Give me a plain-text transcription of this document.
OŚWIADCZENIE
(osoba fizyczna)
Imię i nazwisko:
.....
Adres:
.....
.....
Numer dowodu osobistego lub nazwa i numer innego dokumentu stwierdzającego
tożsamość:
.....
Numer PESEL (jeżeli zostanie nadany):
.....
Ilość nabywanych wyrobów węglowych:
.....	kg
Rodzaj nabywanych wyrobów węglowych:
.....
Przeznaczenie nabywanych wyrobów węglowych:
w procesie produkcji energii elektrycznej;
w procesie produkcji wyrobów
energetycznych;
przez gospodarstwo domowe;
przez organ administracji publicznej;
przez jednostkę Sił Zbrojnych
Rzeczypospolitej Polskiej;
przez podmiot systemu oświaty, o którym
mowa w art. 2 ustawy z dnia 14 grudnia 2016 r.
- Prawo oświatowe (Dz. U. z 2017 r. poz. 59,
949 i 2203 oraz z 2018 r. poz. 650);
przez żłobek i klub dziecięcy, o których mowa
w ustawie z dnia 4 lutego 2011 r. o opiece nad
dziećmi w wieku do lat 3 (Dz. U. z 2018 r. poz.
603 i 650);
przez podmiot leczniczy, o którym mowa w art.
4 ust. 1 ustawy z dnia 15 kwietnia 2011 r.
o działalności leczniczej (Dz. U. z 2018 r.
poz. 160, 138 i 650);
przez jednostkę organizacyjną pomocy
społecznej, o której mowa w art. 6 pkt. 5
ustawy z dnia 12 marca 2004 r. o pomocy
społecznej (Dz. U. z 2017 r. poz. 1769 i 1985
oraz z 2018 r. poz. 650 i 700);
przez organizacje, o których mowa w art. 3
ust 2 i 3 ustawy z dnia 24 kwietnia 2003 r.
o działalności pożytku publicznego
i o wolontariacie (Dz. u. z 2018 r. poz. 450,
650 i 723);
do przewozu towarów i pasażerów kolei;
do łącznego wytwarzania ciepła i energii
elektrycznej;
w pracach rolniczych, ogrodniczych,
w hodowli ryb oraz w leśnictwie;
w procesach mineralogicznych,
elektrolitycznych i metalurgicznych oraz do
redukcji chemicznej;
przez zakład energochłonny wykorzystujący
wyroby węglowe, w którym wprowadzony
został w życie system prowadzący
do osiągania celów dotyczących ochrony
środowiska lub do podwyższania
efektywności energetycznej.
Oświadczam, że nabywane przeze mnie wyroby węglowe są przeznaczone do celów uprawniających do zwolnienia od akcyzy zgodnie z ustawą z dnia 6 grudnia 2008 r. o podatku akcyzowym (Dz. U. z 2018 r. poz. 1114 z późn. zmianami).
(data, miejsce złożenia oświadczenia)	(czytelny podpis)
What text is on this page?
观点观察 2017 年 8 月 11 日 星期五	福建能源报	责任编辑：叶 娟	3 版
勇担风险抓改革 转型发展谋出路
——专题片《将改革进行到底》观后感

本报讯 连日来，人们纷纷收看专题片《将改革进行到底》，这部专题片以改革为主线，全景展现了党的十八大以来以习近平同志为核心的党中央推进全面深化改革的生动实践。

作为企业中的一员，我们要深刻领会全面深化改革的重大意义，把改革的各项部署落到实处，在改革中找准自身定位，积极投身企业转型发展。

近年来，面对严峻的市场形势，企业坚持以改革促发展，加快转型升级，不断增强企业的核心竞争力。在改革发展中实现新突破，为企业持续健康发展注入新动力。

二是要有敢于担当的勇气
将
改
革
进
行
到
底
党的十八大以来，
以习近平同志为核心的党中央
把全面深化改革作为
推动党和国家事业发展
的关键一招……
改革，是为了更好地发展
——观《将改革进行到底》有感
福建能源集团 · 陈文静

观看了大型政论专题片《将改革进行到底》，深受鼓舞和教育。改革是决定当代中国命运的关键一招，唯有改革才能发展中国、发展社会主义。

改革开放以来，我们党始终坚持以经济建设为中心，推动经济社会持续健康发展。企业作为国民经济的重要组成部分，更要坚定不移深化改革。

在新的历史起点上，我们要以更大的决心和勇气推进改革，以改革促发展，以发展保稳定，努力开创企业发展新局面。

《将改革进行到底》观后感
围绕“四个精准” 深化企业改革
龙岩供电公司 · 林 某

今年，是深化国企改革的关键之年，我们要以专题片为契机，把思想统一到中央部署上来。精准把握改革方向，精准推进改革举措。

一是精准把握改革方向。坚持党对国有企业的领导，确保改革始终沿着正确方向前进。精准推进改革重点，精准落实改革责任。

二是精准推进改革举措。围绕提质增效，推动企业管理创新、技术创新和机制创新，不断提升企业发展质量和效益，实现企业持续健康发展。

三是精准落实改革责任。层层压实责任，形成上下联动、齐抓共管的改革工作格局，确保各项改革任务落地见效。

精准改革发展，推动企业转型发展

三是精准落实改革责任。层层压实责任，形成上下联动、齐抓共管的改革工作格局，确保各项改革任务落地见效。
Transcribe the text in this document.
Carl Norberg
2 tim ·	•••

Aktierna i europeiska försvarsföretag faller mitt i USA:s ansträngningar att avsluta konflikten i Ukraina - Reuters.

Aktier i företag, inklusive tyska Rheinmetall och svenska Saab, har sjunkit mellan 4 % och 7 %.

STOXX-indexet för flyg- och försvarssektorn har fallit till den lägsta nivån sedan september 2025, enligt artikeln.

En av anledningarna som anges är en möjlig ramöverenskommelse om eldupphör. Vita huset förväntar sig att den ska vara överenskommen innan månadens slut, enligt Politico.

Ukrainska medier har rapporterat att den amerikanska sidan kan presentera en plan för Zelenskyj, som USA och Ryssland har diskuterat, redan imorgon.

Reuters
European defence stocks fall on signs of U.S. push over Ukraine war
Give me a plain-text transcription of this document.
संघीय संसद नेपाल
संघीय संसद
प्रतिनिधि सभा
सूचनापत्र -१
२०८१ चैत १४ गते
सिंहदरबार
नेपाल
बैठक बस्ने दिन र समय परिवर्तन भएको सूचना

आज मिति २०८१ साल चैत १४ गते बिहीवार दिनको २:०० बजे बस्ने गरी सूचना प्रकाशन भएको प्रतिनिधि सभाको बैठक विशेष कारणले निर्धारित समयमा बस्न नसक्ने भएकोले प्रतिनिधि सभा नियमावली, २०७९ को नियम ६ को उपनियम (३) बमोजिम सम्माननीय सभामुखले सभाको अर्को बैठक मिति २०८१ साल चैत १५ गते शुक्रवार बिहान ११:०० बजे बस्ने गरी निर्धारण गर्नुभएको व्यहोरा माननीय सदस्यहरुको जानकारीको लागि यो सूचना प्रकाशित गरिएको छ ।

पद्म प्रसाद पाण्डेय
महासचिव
|---|
◆ **EXERCISE BRIEF**
From the listing above, extract every line exactly as it stands.

◆ **FULL ANSWER**
Give me a plain-text transcription of this document.
OŚWIADCZENIE
(osoba fizyczna)
Imię i nazwisko:
.....
Adres:
.....
.....
Numer dowodu osobistego lub nazwa i numer innego dokumentu stwierdzającego
tożsamość:
.....
Numer PESEL (jeżeli zostanie nadany):
.....
Ilość nabywanych wyrobów węglowych:
.....	kg
Rodzaj nabywanych wyrobów węglowych:
.....
Przeznaczenie nabywanych wyrobów węglowych:
w procesie produkcji energii elektrycznej;
w procesie produkcji wyrobów
energetycznych;
przez gospodarstwo domowe;
przez organ administracji publicznej;
przez jednostkę Sił Zbrojnych
Rzeczypospolitej Polskiej;
przez podmiot systemu oświaty, o którym
mowa w art. 2 ustawy z dnia 14 grudnia 2016 r.
- Prawo oświatowe (Dz. U. z 2017 r. poz. 59,
949 i 2203 oraz z 2018 r. poz. 650);
przez żłobek i klub dziecięcy, o których mowa
w ustawie z dnia 4 lutego 2011 r. o opiece nad
dziećmi w wieku do lat 3 (Dz. U. z 2018 r. poz.
603 i 650);
przez podmiot leczniczy, o którym mowa w art.
4 ust. 1 ustawy z dnia 15 kwietnia 2011 r.
o działalności leczniczej (Dz. U. z 2018 r.
poz. 160, 138 i 650);
przez jednostkę organizacyjną pomocy
społecznej, o której mowa w art. 6 pkt. 5
ustawy z dnia 12 marca 2004 r. o pomocy
społecznej (Dz. U. z 2017 r. poz. 1769 i 1985
oraz z 2018 r. poz. 650 i 700);
przez organizacje, o których mowa w art. 3
ust 2 i 3 ustawy z dnia 24 kwietnia 2003 r.
o działalności pożytku publicznego
i o wolontariacie (Dz. u. z 2018 r. poz. 450,
650 i 723);
do przewozu towarów i pasażerów kolei;
do łącznego wytwarzania ciepła i energii
elektrycznej;
w pracach rolniczych, ogrodniczych,
w hodowli ryb oraz w leśnictwie;
w procesach mineralogicznych,
elektrolitycznych i metalurgicznych oraz do
redukcji chemicznej;
przez zakład energochłonny wykorzystujący
wyroby węglowe, w którym wprowadzony
został w życie system prowadzący
do osiągania celów dotyczących ochrony
środowiska lub do podwyższania
efektywności energetycznej.
Oświadczam, że nabywane przeze mnie wyroby węglowe są przeznaczone do celów uprawniających do zwolnienia od akcyzy zgodnie z ustawą z dnia 6 grudnia 2008 r. o podatku akcyzowym (Dz. U. z 2018 r. poz. 1114 z późn. zmianami).
(data, miejsce złożenia oświadczenia)	(czytelny podpis)
What text is on this page?
观点观察 2017 年 8 月 11 日 星期五	福建能源报	责任编辑：叶 娟	3 版
勇担风险抓改革 转型发展谋出路
——专题片《将改革进行到底》观后感

本报讯 连日来，人们纷纷收看专题片《将改革进行到底》，这部专题片以改革为主线，全景展现了党的十八大以来以习近平同志为核心的党中央推进全面深化改革的生动实践。

作为企业中的一员，我们要深刻领会全面深化改革的重大意义，把改革的各项部署落到实处，在改革中找准自身定位，积极投身企业转型发展。

近年来，面对严峻的市场形势，企业坚持以改革促发展，加快转型升级，不断增强企业的核心竞争力。在改革发展中实现新突破，为企业持续健康发展注入新动力。

二是要有敢于担当的勇气
将
改
革
进
行
到
底
党的十八大以来，
以习近平同志为核心的党中央
把全面深化改革作为
推动党和国家事业发展
的关键一招……
改革，是为了更好地发展
——观《将改革进行到底》有感
福建能源集团 · 陈文静

观看了大型政论专题片《将改革进行到底》，深受鼓舞和教育。改革是决定当代中国命运的关键一招，唯有改革才能发展中国、发展社会主义。

改革开放以来，我们党始终坚持以经济建设为中心，推动经济社会持续健康发展。企业作为国民经济的重要组成部分，更要坚定不移深化改革。

在新的历史起点上，我们要以更大的决心和勇气推进改革，以改革促发展，以发展保稳定，努力开创企业发展新局面。

《将改革进行到底》观后感
围绕“四个精准” 深化企业改革
龙岩供电公司 · 林 某

今年，是深化国企改革的关键之年，我们要以专题片为契机，把思想统一到中央部署上来。精准把握改革方向，精准推进改革举措。

一是精准把握改革方向。坚持党对国有企业的领导，确保改革始终沿着正确方向前进。精准推进改革重点，精准落实改革责任。

二是精准推进改革举措。围绕提质增效，推动企业管理创新、技术创新和机制创新，不断提升企业发展质量和效益，实现企业持续健康发展。

三是精准落实改革责任。层层压实责任，形成上下联动、齐抓共管的改革工作格局，确保各项改革任务落地见效。

精准改革发展，推动企业转型发展

三是精准落实改革责任。层层压实责任，形成上下联动、齐抓共管的改革工作格局，确保各项改革任务落地见效。
Transcribe the text in this document.
Carl Norberg
2 tim ·	•••

Aktierna i europeiska försvarsföretag faller mitt i USA:s ansträngningar att avsluta konflikten i Ukraina - Reuters.

Aktier i företag, inklusive tyska Rheinmetall och svenska Saab, har sjunkit mellan 4 % och 7 %.

STOXX-indexet för flyg- och försvarssektorn har fallit till den lägsta nivån sedan september 2025, enligt artikeln.

En av anledningarna som anges är en möjlig ramöverenskommelse om eldupphör. Vita huset förväntar sig att den ska vara överenskommen innan månadens slut, enligt Politico.

Ukrainska medier har rapporterat att den amerikanska sidan kan presentera en plan för Zelenskyj, som USA och Ryssland har diskuterat, redan imorgon.

Reuters
European defence stocks fall on signs of U.S. push over Ukraine war
Give me a plain-text transcription of this document.
संघीय संसद नेपाल
संघीय संसद
प्रतिनिधि सभा
सूचनापत्र -१
२०८१ चैत १४ गते
सिंहदरबार
नेपाल
बैठक बस्ने दिन र समय परिवर्तन भएको सूचना

आज मिति २०८१ साल चैत १४ गते बिहीवार दिनको २:०० बजे बस्ने गरी सूचना प्रकाशन भएको प्रतिनिधि सभाको बैठक विशेष कारणले निर्धारित समयमा बस्न नसक्ने भएकोले प्रतिनिधि सभा नियमावली, २०७९ को नियम ६ को उपनियम (३) बमोजिम सम्माननीय सभामुखले सभाको अर्को बैठक मिति २०८१ साल चैत १५ गते शुक्रवार बिहान ११:०० बजे बस्ने गरी निर्धारण गर्नुभएको व्यहोरा माननीय सदस्यहरुको जानकारीको लागि यो सूचना प्रकाशित गरिएको छ ।

पद्म प्रसाद पाण्डेय
महासचिव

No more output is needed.